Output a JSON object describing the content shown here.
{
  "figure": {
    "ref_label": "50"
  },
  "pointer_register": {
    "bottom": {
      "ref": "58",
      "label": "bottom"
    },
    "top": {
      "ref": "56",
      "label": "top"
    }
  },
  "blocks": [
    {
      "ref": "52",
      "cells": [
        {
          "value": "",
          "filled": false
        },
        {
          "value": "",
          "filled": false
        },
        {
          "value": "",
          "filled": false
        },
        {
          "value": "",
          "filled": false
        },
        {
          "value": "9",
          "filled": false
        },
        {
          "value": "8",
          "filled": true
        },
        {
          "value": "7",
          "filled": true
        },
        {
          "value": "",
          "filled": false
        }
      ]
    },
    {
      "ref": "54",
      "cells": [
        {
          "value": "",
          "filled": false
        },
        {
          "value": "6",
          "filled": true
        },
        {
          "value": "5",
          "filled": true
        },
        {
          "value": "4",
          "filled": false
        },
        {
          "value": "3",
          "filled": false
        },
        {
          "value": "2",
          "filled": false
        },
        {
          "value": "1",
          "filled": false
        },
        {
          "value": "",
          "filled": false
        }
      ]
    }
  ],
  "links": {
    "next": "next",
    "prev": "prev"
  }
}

★ ★ ★ ★ ★ ★ ★

_TASK DIRECTIONS_:
Output all of the data again, exactly.

_RESPONSE BELOW_:
Output a JSON object describing the content shown here.
{
  "figure": {
    "ref_label": "50"
  },
  "pointer_register": {
    "bottom": {
      "ref": "58",
      "label": "bottom"
    },
    "top": {
      "ref": "56",
      "label": "top"
    }
  },
  "blocks": [
    {
      "ref": "52",
      "cells": [
        {
          "value": "",
          "filled": false
        },
        {
          "value": "",
          "filled": false
        },
        {
          "value": "",
          "filled": false
        },
        {
          "value": "",
          "filled": false
        },
        {
          "value": "9",
          "filled": false
        },
        {
          "value": "8",
          "filled": true
        },
        {
          "value": "7",
          "filled": true
        },
        {
          "value": "",
          "filled": false
        }
      ]
    },
    {
      "ref": "54",
      "cells": [
        {
          "value": "",
          "filled": false
        },
        {
          "value": "6",
          "filled": true
        },
        {
          "value": "5",
          "filled": true
        },
        {
          "value": "4",
          "filled": false
        },
        {
          "value": "3",
          "filled": false
        },
        {
          "value": "2",
          "filled": false
        },
        {
          "value": "1",
          "filled": false
        },
        {
          "value": "",
          "filled": false
        }
      ]
    }
  ],
  "links": {
    "next": "next",
    "prev": "prev"
  }
}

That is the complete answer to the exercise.